Directions for this task
Write down every entry below once more, exactly.

— START Data —

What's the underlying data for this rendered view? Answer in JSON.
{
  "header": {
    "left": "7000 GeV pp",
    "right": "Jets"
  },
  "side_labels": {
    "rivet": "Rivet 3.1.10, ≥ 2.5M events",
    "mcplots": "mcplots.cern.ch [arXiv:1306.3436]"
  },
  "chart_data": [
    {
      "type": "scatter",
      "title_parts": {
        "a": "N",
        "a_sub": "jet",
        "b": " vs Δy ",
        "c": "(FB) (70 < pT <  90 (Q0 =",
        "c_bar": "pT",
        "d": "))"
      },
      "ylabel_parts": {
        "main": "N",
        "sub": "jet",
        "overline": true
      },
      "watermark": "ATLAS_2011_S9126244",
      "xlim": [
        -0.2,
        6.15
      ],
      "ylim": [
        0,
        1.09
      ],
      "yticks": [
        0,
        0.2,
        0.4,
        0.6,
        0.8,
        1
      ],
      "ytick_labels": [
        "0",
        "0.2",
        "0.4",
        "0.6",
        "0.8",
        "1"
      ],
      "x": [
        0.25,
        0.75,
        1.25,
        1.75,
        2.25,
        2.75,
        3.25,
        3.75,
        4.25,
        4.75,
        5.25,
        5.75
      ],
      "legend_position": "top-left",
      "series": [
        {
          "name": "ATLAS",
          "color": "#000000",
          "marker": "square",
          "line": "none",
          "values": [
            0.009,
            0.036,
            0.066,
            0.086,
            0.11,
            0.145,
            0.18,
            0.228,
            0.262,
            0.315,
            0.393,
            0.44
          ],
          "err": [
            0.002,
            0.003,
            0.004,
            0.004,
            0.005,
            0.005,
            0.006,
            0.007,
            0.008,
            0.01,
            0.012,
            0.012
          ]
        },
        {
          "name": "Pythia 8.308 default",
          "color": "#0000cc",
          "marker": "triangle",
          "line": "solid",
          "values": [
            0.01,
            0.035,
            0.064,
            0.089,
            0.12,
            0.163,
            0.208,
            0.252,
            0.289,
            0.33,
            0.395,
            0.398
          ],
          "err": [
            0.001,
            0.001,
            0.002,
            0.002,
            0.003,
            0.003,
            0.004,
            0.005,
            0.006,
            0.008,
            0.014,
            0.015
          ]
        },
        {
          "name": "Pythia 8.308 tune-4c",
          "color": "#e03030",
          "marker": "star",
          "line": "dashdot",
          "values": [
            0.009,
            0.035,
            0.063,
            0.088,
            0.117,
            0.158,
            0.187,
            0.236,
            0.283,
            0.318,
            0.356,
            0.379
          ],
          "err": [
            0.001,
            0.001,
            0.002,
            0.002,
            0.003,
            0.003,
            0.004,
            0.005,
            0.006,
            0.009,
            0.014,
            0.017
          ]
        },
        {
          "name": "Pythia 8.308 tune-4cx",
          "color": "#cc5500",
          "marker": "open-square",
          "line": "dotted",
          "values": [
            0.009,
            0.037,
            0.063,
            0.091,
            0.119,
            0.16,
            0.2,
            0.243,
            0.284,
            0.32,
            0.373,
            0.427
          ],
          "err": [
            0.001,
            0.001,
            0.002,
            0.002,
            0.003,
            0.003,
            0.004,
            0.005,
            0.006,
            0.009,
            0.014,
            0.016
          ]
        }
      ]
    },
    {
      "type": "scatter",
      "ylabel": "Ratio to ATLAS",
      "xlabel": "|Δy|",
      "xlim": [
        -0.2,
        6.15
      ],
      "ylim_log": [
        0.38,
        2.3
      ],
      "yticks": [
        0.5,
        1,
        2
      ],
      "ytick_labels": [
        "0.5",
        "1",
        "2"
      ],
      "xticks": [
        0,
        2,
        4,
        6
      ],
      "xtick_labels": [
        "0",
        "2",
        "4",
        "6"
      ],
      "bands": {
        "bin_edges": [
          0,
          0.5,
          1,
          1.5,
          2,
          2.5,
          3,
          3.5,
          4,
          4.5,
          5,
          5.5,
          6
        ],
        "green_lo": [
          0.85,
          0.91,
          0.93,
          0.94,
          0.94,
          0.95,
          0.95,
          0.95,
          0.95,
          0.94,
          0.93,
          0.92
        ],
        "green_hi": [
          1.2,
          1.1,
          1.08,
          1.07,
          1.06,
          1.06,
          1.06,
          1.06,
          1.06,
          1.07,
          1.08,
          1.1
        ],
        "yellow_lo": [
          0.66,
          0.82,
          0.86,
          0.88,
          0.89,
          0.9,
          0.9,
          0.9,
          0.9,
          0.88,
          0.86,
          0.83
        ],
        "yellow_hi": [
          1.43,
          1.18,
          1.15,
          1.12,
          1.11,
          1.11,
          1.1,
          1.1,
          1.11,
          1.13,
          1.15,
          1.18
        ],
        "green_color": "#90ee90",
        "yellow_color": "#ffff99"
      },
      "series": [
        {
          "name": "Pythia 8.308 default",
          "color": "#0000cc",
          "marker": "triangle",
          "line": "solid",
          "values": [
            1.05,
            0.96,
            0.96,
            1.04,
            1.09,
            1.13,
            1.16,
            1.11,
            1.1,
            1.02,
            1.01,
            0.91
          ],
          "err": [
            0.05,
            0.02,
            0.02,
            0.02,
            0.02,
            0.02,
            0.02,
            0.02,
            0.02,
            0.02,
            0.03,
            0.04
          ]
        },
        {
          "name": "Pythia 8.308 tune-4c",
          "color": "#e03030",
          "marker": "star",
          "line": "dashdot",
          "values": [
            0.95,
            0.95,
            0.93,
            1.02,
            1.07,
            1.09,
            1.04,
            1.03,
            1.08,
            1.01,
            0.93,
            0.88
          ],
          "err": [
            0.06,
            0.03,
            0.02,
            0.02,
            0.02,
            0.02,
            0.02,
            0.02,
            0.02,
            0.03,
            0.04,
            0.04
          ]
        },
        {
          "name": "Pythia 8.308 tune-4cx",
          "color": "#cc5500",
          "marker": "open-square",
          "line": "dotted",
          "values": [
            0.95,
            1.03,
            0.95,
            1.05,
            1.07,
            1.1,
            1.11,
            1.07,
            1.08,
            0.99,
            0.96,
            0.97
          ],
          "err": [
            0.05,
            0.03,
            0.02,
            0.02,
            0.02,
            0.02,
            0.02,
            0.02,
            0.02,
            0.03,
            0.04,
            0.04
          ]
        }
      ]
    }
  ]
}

— END Data —

Task output
What's the underlying data for this rendered view? Answer in JSON.
{
  "header": {
    "left": "7000 GeV pp",
    "right": "Jets"
  },
  "side_labels": {
    "rivet": "Rivet 3.1.10, ≥ 2.5M events",
    "mcplots": "mcplots.cern.ch [arXiv:1306.3436]"
  },
  "chart_data": [
    {
      "type": "scatter",
      "title_parts": {
        "a": "N",
        "a_sub": "jet",
        "b": " vs Δy ",
        "c": "(FB) (70 < pT <  90 (Q0 =",
        "c_bar": "pT",
        "d": "))"
      },
      "ylabel_parts": {
        "main": "N",
        "sub": "jet",
        "overline": true
      },
      "watermark": "ATLAS_2011_S9126244",
      "xlim": [
        -0.2,
        6.15
      ],
      "ylim": [
        0,
        1.09
      ],
      "yticks": [
        0,
        0.2,
        0.4,
        0.6,
        0.8,
        1
      ],
      "ytick_labels": [
        "0",
        "0.2",
        "0.4",
        "0.6",
        "0.8",
        "1"
      ],
      "x": [
        0.25,
        0.75,
        1.25,
        1.75,
        2.25,
        2.75,
        3.25,
        3.75,
        4.25,
        4.75,
        5.25,
        5.75
      ],
      "legend_position": "top-left",
      "series": [
        {
          "name": "ATLAS",
          "color": "#000000",
          "marker": "square",
          "line": "none",
          "values": [
            0.009,
            0.036,
            0.066,
            0.086,
            0.11,
            0.145,
            0.18,
            0.228,
            0.262,
            0.315,
            0.393,
            0.44
          ],
          "err": [
            0.002,
            0.003,
            0.004,
            0.004,
            0.005,
            0.005,
            0.006,
            0.007,
            0.008,
            0.01,
            0.012,
            0.012
          ]
        },
        {
          "name": "Pythia 8.308 default",
          "color": "#0000cc",
          "marker": "triangle",
          "line": "solid",
          "values": [
            0.01,
            0.035,
            0.064,
            0.089,
            0.12,
            0.163,
            0.208,
            0.252,
            0.289,
            0.33,
            0.395,
            0.398
          ],
          "err": [
            0.001,
            0.001,
            0.002,
            0.002,
            0.003,
            0.003,
            0.004,
            0.005,
            0.006,
            0.008,
            0.014,
            0.015
          ]
        },
        {
          "name": "Pythia 8.308 tune-4c",
          "color": "#e03030",
          "marker": "star",
          "line": "dashdot",
          "values": [
            0.009,
            0.035,
            0.063,
            0.088,
            0.117,
            0.158,
            0.187,
            0.236,
            0.283,
            0.318,
            0.356,
            0.379
          ],
          "err": [
            0.001,
            0.001,
            0.002,
            0.002,
            0.003,
            0.003,
            0.004,
            0.005,
            0.006,
            0.009,
            0.014,
            0.017
          ]
        },
        {
          "name": "Pythia 8.308 tune-4cx",
          "color": "#cc5500",
          "marker": "open-square",
          "line": "dotted",
          "values": [
            0.009,
            0.037,
            0.063,
            0.091,
            0.119,
            0.16,
            0.2,
            0.243,
            0.284,
            0.32,
            0.373,
            0.427
          ],
          "err": [
            0.001,
            0.001,
            0.002,
            0.002,
            0.003,
            0.003,
            0.004,
            0.005,
            0.006,
            0.009,
            0.014,
            0.016
          ]
        }
      ]
    },
    {
      "type": "scatter",
      "ylabel": "Ratio to ATLAS",
      "xlabel": "|Δy|",
      "xlim": [
        -0.2,
        6.15
      ],
      "ylim_log": [
        0.38,
        2.3
      ],
      "yticks": [
        0.5,
        1,
        2
      ],
      "ytick_labels": [
        "0.5",
        "1",
        "2"
      ],
      "xticks": [
        0,
        2,
        4,
        6
      ],
      "xtick_labels": [
        "0",
        "2",
        "4",
        "6"
      ],
      "bands": {
        "bin_edges": [
          0,
          0.5,
          1,
          1.5,
          2,
          2.5,
          3,
          3.5,
          4,
          4.5,
          5,
          5.5,
          6
        ],
        "green_lo": [
          0.85,
          0.91,
          0.93,
          0.94,
          0.94,
          0.95,
          0.95,
          0.95,
          0.95,
          0.94,
          0.93,
          0.92
        ],
        "green_hi": [
          1.2,
          1.1,
          1.08,
          1.07,
          1.06,
          1.06,
          1.06,
          1.06,
          1.06,
          1.07,
          1.08,
          1.1
        ],
        "yellow_lo": [
          0.66,
          0.82,
          0.86,
          0.88,
          0.89,
          0.9,
          0.9,
          0.9,
          0.9,
          0.88,
          0.86,
          0.83
        ],
        "yellow_hi": [
          1.43,
          1.18,
          1.15,
          1.12,
          1.11,
          1.11,
          1.1,
          1.1,
          1.11,
          1.13,
          1.15,
          1.18
        ],
        "green_color": "#90ee90",
        "yellow_color": "#ffff99"
      },
      "series": [
        {
          "name": "Pythia 8.308 default",
          "color": "#0000cc",
          "marker": "triangle",
          "line": "solid",
          "values": [
            1.05,
            0.96,
            0.96,
            1.04,
            1.09,
            1.13,
            1.16,
            1.11,
            1.1,
            1.02,
            1.01,
            0.91
          ],
          "err": [
            0.05,
            0.02,
            0.02,
            0.02,
            0.02,
            0.02,
            0.02,
            0.02,
            0.02,
            0.02,
            0.03,
            0.04
          ]
        },
        {
          "name": "Pythia 8.308 tune-4c",
          "color": "#e03030",
          "marker": "star",
          "line": "dashdot",
          "values": [
            0.95,
            0.95,
            0.93,
            1.02,
            1.07,
            1.09,
            1.04,
            1.03,
            1.08,
            1.01,
            0.93,
            0.88
          ],
          "err": [
            0.06,
            0.03,
            0.02,
            0.02,
            0.02,
            0.02,
            0.02,
            0.02,
            0.02,
            0.03,
            0.04,
            0.04
          ]
        },
        {
          "name": "Pythia 8.308 tune-4cx",
          "color": "#cc5500",
          "marker": "open-square",
          "line": "dotted",
          "values": [
            0.95,
            1.03,
            0.95,
            1.05,
            1.07,
            1.1,
            1.11,
            1.07,
            1.08,
            0.99,
            0.96,
            0.97
          ],
          "err": [
            0.05,
            0.03,
            0.02,
            0.02,
            0.02,
            0.02,
            0.02,
            0.02,
            0.02,
            0.03,
            0.04,
            0.04
          ]
        }
      ]
    }
  ]
}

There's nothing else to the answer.